— Entries shown —
++++++++++

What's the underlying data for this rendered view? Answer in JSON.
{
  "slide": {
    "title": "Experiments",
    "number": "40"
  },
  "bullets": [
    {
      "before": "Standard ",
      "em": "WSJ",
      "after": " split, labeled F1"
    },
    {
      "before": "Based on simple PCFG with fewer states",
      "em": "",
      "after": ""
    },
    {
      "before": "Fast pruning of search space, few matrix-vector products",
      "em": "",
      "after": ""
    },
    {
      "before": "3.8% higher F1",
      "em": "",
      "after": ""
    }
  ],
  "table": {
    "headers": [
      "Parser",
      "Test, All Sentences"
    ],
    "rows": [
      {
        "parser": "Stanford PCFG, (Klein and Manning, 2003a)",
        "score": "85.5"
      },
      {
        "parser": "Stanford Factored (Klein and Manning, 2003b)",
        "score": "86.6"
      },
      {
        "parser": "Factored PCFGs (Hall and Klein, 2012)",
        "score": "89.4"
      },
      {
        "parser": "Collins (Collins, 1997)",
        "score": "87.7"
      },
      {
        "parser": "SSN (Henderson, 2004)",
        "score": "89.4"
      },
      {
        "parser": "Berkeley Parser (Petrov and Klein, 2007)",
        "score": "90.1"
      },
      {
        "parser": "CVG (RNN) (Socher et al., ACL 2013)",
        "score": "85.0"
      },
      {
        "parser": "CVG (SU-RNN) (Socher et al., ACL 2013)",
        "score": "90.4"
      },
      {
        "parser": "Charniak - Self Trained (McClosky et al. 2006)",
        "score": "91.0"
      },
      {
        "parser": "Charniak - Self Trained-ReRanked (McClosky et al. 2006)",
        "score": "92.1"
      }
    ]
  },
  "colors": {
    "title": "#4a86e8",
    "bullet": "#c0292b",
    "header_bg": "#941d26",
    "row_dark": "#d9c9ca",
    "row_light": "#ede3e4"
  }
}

++++++++++

— Aim —
Work out how many lines of the listing above include the word "before". Report only the number.

— Solution for this problem —
4